▶ **Objective**
Report how many lines hold the word "label"; give nothing but the number.

━━━━━━

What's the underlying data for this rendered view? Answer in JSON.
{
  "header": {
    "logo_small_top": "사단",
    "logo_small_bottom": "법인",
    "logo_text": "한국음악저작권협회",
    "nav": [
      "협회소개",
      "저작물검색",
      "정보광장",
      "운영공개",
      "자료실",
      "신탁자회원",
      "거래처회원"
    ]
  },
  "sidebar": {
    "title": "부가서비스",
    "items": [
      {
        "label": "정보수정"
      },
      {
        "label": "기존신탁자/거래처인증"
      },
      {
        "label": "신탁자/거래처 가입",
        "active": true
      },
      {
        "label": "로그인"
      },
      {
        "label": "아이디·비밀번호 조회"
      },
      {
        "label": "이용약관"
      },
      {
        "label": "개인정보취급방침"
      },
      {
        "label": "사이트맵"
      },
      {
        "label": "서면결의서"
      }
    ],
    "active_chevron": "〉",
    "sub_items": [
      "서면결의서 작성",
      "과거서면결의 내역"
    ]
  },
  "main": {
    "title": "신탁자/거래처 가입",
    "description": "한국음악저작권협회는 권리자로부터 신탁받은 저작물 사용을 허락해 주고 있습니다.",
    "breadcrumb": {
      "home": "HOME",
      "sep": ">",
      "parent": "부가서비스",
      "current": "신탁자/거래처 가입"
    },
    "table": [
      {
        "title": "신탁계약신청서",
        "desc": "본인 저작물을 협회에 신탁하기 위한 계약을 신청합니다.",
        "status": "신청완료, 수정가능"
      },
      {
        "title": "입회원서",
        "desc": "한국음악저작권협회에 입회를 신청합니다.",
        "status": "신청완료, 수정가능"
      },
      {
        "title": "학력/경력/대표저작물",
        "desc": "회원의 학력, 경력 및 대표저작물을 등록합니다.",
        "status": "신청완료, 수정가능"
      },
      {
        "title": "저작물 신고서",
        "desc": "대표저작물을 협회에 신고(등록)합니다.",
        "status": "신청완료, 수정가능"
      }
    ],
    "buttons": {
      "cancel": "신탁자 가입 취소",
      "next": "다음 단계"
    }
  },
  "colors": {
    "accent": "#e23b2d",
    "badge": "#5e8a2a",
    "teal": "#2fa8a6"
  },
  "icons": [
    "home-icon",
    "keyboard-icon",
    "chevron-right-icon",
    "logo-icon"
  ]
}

━━━━━━

▶ **Right answer**
9